- **FRAGMENTO PARA LEER**:

Los convergentes pactaron que la organización del 1 de octubre recaería sobre Junqueras. Estaban convencidos que ERC no podría mejorar la fiesta novecentista del 9-N, pero el líder de ERC pactó con Soraya Sáenz de Santamaría una solución más brillante y operística. El referéndum solo tenía que fallar en el último minuto por culpa de la justicia y de la policía española. Esto reactivaría el victimismo y el empate infinito, pero la consejera Clara Ponsatí empezó a abrir escuelas y la gente las empezó a ocupar.  

A mediodía del 1 de octubre, los chicos de ERC pidieron a Puigdemont que parara el referéndum espeluznados por la resistencia de la gente y la violencia policial. Puigdemont y sus chicos se negaron a hacerlo, decididos a volver a pasar la mano por la cara a ERC como en el 9-N, cuando Mas capitalizó la fiesta a última hora, rompiendo el acuerdo que tenía con Rajoy de mantener la Generalitat al margen de la votación. Curiosamente, por la tarde, la policía española dejó de asaltar urnas sin que se sepa todavía quién dio la orden.

Con el Estado humillado y la calle encendida, Puigdemont se encontró acorralado entre las amenazas que llegaban de Madrid y el temor de destruir su partido si no hacía efectivo el mandato del Parlamento. El día siguiente del referéndum, Junqueras reconoció a sus colaboradores que habían animado demasiado a la gente, pero siguió jugando al póquer. Había fallado a la vicepresidenta española pero creía que Puigdemont no tenía margen y que de cara la galería él había cumplido incluso más de lo que estaba previsto.

- **OBJETIVO DEL EJERCICIO**:
Devuelve sin ningún cambio el pasaje del texto sobre el referéndum del 1 de octubre que empieza con "Los convergentes pactaron" y sigue hasta "empezó a ocupar.".

- **EXTRACTO DE DATOS**:
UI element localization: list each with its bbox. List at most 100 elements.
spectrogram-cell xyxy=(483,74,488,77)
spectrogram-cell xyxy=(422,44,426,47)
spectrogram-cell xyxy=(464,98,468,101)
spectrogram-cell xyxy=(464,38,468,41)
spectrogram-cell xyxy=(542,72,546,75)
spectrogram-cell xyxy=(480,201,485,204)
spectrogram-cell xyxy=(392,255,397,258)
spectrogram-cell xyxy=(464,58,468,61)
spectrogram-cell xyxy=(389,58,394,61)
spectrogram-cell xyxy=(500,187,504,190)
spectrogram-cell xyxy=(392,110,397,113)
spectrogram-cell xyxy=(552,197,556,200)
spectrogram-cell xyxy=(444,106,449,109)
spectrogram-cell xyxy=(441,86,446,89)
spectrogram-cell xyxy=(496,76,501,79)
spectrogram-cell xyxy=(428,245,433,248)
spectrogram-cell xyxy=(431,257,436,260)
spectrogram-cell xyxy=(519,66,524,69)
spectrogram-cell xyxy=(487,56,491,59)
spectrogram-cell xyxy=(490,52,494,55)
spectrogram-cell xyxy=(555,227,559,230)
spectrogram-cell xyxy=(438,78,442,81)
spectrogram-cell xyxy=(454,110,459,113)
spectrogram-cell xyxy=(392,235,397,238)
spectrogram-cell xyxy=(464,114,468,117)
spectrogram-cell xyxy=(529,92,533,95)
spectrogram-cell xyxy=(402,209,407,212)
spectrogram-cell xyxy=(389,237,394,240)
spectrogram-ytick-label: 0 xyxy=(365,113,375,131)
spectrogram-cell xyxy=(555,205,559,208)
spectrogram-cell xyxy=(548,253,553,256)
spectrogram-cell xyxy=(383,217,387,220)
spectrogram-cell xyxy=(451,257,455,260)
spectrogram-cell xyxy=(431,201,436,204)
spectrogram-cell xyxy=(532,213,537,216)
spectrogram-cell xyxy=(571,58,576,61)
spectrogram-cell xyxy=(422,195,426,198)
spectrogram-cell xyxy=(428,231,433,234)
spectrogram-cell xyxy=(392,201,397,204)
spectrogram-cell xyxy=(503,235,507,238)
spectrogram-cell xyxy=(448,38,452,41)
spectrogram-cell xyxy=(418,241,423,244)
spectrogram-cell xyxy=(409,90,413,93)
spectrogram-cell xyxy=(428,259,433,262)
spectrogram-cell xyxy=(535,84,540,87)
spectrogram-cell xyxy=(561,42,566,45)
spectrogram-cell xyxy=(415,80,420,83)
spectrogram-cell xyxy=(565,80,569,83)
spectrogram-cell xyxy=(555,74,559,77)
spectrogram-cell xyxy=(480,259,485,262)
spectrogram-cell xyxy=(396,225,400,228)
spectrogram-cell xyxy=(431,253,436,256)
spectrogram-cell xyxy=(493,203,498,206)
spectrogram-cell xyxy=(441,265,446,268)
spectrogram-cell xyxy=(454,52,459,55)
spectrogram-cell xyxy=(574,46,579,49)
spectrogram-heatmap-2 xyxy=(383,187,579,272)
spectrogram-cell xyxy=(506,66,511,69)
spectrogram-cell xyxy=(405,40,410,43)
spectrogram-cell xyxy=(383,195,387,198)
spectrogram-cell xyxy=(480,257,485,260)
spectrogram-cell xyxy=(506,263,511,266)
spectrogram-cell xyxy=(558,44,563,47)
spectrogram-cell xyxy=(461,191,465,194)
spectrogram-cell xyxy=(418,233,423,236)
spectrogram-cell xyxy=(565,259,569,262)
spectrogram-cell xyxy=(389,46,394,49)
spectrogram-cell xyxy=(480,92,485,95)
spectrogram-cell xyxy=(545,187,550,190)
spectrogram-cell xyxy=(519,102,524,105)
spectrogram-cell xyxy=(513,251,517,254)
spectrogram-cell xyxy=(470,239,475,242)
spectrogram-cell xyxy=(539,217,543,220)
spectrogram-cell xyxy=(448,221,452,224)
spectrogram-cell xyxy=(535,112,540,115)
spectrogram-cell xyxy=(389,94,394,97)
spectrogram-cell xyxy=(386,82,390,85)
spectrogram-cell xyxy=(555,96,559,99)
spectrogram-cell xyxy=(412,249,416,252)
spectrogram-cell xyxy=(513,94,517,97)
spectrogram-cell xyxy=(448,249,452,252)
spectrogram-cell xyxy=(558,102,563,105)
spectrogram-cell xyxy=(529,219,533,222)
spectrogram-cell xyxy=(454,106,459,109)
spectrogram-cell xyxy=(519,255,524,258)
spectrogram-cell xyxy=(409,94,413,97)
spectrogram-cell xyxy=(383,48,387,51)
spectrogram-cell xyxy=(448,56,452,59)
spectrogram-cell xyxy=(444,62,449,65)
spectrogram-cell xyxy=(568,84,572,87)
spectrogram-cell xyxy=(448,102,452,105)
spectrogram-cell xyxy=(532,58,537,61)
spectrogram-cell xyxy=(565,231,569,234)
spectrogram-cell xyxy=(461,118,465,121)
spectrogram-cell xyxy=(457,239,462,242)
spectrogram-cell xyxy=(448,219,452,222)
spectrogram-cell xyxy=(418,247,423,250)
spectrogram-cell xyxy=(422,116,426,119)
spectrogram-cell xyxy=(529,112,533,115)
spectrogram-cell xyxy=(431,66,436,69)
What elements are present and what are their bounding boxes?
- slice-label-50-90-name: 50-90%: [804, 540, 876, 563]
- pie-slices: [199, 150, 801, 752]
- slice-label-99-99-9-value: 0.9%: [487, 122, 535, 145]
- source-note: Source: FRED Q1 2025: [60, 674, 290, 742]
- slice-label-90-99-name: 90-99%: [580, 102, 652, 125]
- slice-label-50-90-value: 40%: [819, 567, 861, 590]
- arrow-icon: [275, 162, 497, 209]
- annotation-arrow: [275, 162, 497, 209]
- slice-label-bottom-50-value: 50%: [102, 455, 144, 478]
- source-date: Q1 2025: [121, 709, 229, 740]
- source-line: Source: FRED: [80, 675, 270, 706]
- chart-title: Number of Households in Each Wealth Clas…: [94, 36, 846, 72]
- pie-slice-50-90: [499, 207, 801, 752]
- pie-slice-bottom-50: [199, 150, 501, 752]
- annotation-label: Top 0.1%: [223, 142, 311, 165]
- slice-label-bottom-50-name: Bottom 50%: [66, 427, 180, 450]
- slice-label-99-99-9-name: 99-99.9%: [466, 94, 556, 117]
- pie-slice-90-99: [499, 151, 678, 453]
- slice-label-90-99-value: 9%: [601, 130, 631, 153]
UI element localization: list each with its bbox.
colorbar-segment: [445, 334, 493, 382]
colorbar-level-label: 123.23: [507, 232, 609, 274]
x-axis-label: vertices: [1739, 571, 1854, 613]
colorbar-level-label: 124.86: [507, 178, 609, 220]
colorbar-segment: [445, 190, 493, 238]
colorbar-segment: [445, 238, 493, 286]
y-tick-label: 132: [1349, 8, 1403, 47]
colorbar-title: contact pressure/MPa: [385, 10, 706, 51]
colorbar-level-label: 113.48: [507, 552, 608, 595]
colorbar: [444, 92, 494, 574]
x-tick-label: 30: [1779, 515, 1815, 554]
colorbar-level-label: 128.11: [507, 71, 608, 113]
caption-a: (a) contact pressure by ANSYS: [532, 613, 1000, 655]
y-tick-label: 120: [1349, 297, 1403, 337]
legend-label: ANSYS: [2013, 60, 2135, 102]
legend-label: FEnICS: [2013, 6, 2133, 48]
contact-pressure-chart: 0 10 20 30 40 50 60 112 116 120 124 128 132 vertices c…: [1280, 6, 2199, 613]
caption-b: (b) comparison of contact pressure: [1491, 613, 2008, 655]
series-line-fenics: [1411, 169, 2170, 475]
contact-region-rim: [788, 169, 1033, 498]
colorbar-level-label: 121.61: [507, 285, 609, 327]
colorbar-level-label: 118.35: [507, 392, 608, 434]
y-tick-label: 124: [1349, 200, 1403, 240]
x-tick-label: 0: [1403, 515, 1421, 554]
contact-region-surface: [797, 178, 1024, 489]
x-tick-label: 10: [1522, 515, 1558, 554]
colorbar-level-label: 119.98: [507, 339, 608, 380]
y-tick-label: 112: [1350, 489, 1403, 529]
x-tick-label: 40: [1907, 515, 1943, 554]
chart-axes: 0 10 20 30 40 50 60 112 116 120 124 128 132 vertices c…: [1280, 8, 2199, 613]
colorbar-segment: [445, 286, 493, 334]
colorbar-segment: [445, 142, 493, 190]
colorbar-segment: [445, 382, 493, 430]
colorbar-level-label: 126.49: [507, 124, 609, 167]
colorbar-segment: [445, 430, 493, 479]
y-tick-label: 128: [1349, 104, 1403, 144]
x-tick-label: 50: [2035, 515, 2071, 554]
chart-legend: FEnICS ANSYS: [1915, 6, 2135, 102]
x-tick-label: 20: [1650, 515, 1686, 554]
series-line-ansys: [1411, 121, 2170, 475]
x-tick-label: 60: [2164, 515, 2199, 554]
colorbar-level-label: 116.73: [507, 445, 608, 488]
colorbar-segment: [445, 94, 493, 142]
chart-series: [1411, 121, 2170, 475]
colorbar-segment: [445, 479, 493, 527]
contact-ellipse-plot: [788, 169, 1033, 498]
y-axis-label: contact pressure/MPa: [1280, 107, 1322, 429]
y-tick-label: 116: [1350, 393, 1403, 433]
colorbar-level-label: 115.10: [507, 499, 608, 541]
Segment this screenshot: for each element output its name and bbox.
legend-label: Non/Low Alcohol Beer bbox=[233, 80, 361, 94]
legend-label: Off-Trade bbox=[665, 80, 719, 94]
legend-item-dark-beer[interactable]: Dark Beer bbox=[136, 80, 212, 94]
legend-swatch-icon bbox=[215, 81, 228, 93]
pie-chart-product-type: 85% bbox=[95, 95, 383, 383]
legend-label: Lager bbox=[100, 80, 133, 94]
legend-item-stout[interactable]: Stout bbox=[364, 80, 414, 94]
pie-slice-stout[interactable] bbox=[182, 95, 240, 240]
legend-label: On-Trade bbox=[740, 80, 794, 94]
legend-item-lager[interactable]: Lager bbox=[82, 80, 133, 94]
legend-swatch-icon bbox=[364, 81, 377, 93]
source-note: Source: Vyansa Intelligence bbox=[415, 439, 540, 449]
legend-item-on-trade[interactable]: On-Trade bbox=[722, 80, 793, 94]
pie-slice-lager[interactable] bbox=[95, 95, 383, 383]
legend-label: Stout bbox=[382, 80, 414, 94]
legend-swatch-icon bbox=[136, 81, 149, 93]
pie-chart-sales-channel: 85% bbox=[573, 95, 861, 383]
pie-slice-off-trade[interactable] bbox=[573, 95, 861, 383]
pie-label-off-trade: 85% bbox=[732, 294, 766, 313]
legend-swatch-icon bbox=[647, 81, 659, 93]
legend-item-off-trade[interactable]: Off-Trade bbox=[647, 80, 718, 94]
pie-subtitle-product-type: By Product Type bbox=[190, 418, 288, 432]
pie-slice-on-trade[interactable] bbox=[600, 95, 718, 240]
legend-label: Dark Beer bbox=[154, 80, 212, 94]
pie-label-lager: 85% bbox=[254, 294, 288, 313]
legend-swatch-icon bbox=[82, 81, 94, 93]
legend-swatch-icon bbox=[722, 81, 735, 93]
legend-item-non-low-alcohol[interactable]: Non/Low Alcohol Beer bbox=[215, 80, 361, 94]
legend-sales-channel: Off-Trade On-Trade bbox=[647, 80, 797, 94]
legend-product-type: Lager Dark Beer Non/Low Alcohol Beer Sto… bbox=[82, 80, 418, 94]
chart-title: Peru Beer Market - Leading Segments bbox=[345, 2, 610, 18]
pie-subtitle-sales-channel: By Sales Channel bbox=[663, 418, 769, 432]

- **RESPUESTA**:
Los convergentes pactaron que la organización del 1 de octubre recaería sobre Junqueras. Estaban convencidos que ERC no podría mejorar la fiesta novecentista del 9-N, pero el líder de ERC pactó con Soraya Sáenz de Santamaría una solución más brillante y operística. El referéndum solo tenía que fallar en el último minuto por culpa de la justicia y de la policía española. Esto reactivaría el victimismo y el empate infinito, pero la consejera Clara Ponsatí empezó a abrir escuelas y la gente las empezó a ocupar.